— Begin Input —

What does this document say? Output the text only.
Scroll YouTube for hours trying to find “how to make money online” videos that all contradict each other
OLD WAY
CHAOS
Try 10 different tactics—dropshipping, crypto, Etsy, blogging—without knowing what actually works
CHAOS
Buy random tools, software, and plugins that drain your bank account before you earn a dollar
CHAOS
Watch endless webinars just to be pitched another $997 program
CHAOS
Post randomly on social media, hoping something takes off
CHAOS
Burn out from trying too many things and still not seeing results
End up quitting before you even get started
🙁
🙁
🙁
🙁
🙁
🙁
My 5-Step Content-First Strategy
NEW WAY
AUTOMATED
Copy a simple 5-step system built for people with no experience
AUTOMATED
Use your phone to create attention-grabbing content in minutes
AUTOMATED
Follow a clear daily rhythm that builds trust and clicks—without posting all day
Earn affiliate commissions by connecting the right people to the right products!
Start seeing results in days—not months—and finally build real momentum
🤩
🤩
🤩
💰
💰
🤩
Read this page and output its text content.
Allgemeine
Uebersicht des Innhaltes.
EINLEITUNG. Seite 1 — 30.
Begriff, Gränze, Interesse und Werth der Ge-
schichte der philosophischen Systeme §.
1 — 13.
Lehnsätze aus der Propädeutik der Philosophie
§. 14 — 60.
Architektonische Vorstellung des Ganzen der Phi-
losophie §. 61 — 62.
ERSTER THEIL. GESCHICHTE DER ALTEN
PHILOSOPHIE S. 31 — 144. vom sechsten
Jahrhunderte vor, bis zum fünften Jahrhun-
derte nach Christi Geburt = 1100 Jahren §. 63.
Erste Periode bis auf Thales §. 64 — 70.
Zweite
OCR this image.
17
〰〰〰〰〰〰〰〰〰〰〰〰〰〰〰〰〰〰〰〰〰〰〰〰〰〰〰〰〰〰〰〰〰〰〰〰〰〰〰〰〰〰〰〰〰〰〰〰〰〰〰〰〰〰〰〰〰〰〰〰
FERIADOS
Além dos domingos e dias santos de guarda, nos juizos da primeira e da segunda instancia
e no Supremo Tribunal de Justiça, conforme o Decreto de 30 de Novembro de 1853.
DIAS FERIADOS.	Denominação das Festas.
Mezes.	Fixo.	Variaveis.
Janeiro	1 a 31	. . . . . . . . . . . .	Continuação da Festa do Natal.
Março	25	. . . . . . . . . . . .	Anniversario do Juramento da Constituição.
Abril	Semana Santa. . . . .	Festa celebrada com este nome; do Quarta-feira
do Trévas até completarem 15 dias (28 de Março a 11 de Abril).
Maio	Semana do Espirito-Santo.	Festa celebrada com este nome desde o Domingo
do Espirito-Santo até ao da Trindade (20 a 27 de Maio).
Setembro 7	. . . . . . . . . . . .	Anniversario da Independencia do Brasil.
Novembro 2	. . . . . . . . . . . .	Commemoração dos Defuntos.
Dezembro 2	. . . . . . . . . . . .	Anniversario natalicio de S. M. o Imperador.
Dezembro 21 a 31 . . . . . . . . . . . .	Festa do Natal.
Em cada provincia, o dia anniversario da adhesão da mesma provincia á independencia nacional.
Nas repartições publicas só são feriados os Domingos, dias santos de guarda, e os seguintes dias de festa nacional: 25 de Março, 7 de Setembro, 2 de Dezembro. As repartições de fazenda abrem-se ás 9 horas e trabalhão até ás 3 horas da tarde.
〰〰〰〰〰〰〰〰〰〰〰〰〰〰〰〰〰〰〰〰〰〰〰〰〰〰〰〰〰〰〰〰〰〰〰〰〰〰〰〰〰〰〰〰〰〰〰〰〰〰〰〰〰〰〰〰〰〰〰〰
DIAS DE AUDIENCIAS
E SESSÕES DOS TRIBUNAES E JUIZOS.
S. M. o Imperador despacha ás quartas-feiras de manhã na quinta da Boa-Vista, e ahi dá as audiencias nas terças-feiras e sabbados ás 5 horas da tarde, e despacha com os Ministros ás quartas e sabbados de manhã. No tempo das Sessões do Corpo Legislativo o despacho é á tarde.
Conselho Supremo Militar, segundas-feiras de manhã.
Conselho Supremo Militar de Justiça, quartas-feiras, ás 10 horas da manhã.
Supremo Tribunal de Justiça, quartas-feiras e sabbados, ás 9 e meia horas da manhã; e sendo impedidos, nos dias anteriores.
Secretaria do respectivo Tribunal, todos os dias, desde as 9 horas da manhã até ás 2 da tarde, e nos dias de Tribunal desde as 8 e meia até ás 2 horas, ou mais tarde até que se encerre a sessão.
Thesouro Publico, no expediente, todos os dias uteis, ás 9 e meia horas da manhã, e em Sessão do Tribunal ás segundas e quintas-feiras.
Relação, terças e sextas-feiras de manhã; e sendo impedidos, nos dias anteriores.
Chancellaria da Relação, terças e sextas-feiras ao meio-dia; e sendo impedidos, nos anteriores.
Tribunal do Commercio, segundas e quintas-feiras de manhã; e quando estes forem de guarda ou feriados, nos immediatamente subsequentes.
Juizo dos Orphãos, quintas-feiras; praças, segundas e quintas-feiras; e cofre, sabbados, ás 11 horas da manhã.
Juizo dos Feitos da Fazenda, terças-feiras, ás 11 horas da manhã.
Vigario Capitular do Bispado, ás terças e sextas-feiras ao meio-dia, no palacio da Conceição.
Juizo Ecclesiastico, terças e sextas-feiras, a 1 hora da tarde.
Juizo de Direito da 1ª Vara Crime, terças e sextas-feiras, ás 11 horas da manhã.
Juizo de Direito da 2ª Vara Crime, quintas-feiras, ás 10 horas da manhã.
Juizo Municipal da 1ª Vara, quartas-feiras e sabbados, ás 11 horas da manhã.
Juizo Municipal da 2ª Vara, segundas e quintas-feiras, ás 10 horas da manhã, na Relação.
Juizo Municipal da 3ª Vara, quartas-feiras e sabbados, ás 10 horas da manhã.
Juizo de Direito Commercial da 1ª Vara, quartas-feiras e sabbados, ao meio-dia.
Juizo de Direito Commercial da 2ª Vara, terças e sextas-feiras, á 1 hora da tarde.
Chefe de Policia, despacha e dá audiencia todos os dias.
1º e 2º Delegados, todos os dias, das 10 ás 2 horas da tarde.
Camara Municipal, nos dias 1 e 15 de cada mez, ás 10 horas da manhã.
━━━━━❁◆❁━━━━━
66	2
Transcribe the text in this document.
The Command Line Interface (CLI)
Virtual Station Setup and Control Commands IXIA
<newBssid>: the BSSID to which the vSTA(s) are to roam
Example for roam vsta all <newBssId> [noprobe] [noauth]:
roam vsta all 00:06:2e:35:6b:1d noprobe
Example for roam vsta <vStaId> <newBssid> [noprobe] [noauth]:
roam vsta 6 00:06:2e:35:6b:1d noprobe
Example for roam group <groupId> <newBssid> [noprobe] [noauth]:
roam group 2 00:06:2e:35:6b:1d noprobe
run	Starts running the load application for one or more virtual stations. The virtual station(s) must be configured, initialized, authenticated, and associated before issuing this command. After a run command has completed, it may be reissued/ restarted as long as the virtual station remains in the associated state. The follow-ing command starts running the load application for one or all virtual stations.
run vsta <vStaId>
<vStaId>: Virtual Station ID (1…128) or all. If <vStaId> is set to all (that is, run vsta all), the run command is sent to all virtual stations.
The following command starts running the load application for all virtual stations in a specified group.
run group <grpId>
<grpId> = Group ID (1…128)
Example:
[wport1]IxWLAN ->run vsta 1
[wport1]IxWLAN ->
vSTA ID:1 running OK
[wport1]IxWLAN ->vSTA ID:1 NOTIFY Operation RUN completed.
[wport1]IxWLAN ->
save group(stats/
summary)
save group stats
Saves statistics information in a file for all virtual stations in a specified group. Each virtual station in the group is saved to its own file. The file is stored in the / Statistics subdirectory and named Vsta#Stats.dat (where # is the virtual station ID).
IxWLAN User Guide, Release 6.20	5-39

— End Input —

→ Direction
Extract each entry in full, exactly as given.

→ Completed exercise
What does this document say? Output the text only.
Scroll YouTube for hours trying to find “how to make money online” videos that all contradict each other
OLD WAY
CHAOS
Try 10 different tactics—dropshipping, crypto, Etsy, blogging—without knowing what actually works
CHAOS
Buy random tools, software, and plugins that drain your bank account before you earn a dollar
CHAOS
Watch endless webinars just to be pitched another $997 program
CHAOS
Post randomly on social media, hoping something takes off
CHAOS
Burn out from trying too many things and still not seeing results
End up quitting before you even get started
🙁
🙁
🙁
🙁
🙁
🙁
My 5-Step Content-First Strategy
NEW WAY
AUTOMATED
Copy a simple 5-step system built for people with no experience
AUTOMATED
Use your phone to create attention-grabbing content in minutes
AUTOMATED
Follow a clear daily rhythm that builds trust and clicks—without posting all day
Earn affiliate commissions by connecting the right people to the right products!
Start seeing results in days—not months—and finally build real momentum
🤩
🤩
🤩
💰
💰
🤩
Read this page and output its text content.
Allgemeine
Uebersicht des Innhaltes.
EINLEITUNG. Seite 1 — 30.
Begriff, Gränze, Interesse und Werth der Ge-
schichte der philosophischen Systeme §.
1 — 13.
Lehnsätze aus der Propädeutik der Philosophie
§. 14 — 60.
Architektonische Vorstellung des Ganzen der Phi-
losophie §. 61 — 62.
ERSTER THEIL. GESCHICHTE DER ALTEN
PHILOSOPHIE S. 31 — 144. vom sechsten
Jahrhunderte vor, bis zum fünften Jahrhun-
derte nach Christi Geburt = 1100 Jahren §. 63.
Erste Periode bis auf Thales §. 64 — 70.
Zweite
OCR this image.
17
〰〰〰〰〰〰〰〰〰〰〰〰〰〰〰〰〰〰〰〰〰〰〰〰〰〰〰〰〰〰〰〰〰〰〰〰〰〰〰〰〰〰〰〰〰〰〰〰〰〰〰〰〰〰〰〰〰〰〰〰
FERIADOS
Além dos domingos e dias santos de guarda, nos juizos da primeira e da segunda instancia
e no Supremo Tribunal de Justiça, conforme o Decreto de 30 de Novembro de 1853.
DIAS FERIADOS.	Denominação das Festas.
Mezes.	Fixo.	Variaveis.
Janeiro	1 a 31	. . . . . . . . . . . .	Continuação da Festa do Natal.
Março	25	. . . . . . . . . . . .	Anniversario do Juramento da Constituição.
Abril	Semana Santa. . . . .	Festa celebrada com este nome; do Quarta-feira
do Trévas até completarem 15 dias (28 de Março a 11 de Abril).
Maio	Semana do Espirito-Santo.	Festa celebrada com este nome desde o Domingo
do Espirito-Santo até ao da Trindade (20 a 27 de Maio).
Setembro 7	. . . . . . . . . . . .	Anniversario da Independencia do Brasil.
Novembro 2	. . . . . . . . . . . .	Commemoração dos Defuntos.
Dezembro 2	. . . . . . . . . . . .	Anniversario natalicio de S. M. o Imperador.
Dezembro 21 a 31 . . . . . . . . . . . .	Festa do Natal.
Em cada provincia, o dia anniversario da adhesão da mesma provincia á independencia nacional.
Nas repartições publicas só são feriados os Domingos, dias santos de guarda, e os seguintes dias de festa nacional: 25 de Março, 7 de Setembro, 2 de Dezembro. As repartições de fazenda abrem-se ás 9 horas e trabalhão até ás 3 horas da tarde.
〰〰〰〰〰〰〰〰〰〰〰〰〰〰〰〰〰〰〰〰〰〰〰〰〰〰〰〰〰〰〰〰〰〰〰〰〰〰〰〰〰〰〰〰〰〰〰〰〰〰〰〰〰〰〰〰〰〰〰〰
DIAS DE AUDIENCIAS
E SESSÕES DOS TRIBUNAES E JUIZOS.
S. M. o Imperador despacha ás quartas-feiras de manhã na quinta da Boa-Vista, e ahi dá as audiencias nas terças-feiras e sabbados ás 5 horas da tarde, e despacha com os Ministros ás quartas e sabbados de manhã. No tempo das Sessões do Corpo Legislativo o despacho é á tarde.
Conselho Supremo Militar, segundas-feiras de manhã.
Conselho Supremo Militar de Justiça, quartas-feiras, ás 10 horas da manhã.
Supremo Tribunal de Justiça, quartas-feiras e sabbados, ás 9 e meia horas da manhã; e sendo impedidos, nos dias anteriores.
Secretaria do respectivo Tribunal, todos os dias, desde as 9 horas da manhã até ás 2 da tarde, e nos dias de Tribunal desde as 8 e meia até ás 2 horas, ou mais tarde até que se encerre a sessão.
Thesouro Publico, no expediente, todos os dias uteis, ás 9 e meia horas da manhã, e em Sessão do Tribunal ás segundas e quintas-feiras.
Relação, terças e sextas-feiras de manhã; e sendo impedidos, nos dias anteriores.
Chancellaria da Relação, terças e sextas-feiras ao meio-dia; e sendo impedidos, nos anteriores.
Tribunal do Commercio, segundas e quintas-feiras de manhã; e quando estes forem de guarda ou feriados, nos immediatamente subsequentes.
Juizo dos Orphãos, quintas-feiras; praças, segundas e quintas-feiras; e cofre, sabbados, ás 11 horas da manhã.
Juizo dos Feitos da Fazenda, terças-feiras, ás 11 horas da manhã.
Vigario Capitular do Bispado, ás terças e sextas-feiras ao meio-dia, no palacio da Conceição.
Juizo Ecclesiastico, terças e sextas-feiras, a 1 hora da tarde.
Juizo de Direito da 1ª Vara Crime, terças e sextas-feiras, ás 11 horas da manhã.
Juizo de Direito da 2ª Vara Crime, quintas-feiras, ás 10 horas da manhã.
Juizo Municipal da 1ª Vara, quartas-feiras e sabbados, ás 11 horas da manhã.
Juizo Municipal da 2ª Vara, segundas e quintas-feiras, ás 10 horas da manhã, na Relação.
Juizo Municipal da 3ª Vara, quartas-feiras e sabbados, ás 10 horas da manhã.
Juizo de Direito Commercial da 1ª Vara, quartas-feiras e sabbados, ao meio-dia.
Juizo de Direito Commercial da 2ª Vara, terças e sextas-feiras, á 1 hora da tarde.
Chefe de Policia, despacha e dá audiencia todos os dias.
1º e 2º Delegados, todos os dias, das 10 ás 2 horas da tarde.
Camara Municipal, nos dias 1 e 15 de cada mez, ás 10 horas da manhã.
━━━━━❁◆❁━━━━━
66	2
Transcribe the text in this document.
The Command Line Interface (CLI)
Virtual Station Setup and Control Commands IXIA
<newBssid>: the BSSID to which the vSTA(s) are to roam
Example for roam vsta all <newBssId> [noprobe] [noauth]:
roam vsta all 00:06:2e:35:6b:1d noprobe
Example for roam vsta <vStaId> <newBssid> [noprobe] [noauth]:
roam vsta 6 00:06:2e:35:6b:1d noprobe
Example for roam group <groupId> <newBssid> [noprobe] [noauth]:
roam group 2 00:06:2e:35:6b:1d noprobe
run	Starts running the load application for one or more virtual stations. The virtual station(s) must be configured, initialized, authenticated, and associated before issuing this command. After a run command has completed, it may be reissued/ restarted as long as the virtual station remains in the associated state. The follow-ing command starts running the load application for one or all virtual stations.
run vsta <vStaId>
<vStaId>: Virtual Station ID (1…128) or all. If <vStaId> is set to all (that is, run vsta all), the run command is sent to all virtual stations.
The following command starts running the load application for all virtual stations in a specified group.
run group <grpId>
<grpId> = Group ID (1…128)
Example:
[wport1]IxWLAN ->run vsta 1
[wport1]IxWLAN ->
vSTA ID:1 running OK
[wport1]IxWLAN ->vSTA ID:1 NOTIFY Operation RUN completed.
[wport1]IxWLAN ->
save group(stats/
summary)
save group stats
Saves statistics information in a file for all virtual stations in a specified group. Each virtual station in the group is saved to its own file. The file is stored in the / Statistics subdirectory and named Vsta#Stats.dat (where # is the virtual station ID).
IxWLAN User Guide, Release 6.20	5-39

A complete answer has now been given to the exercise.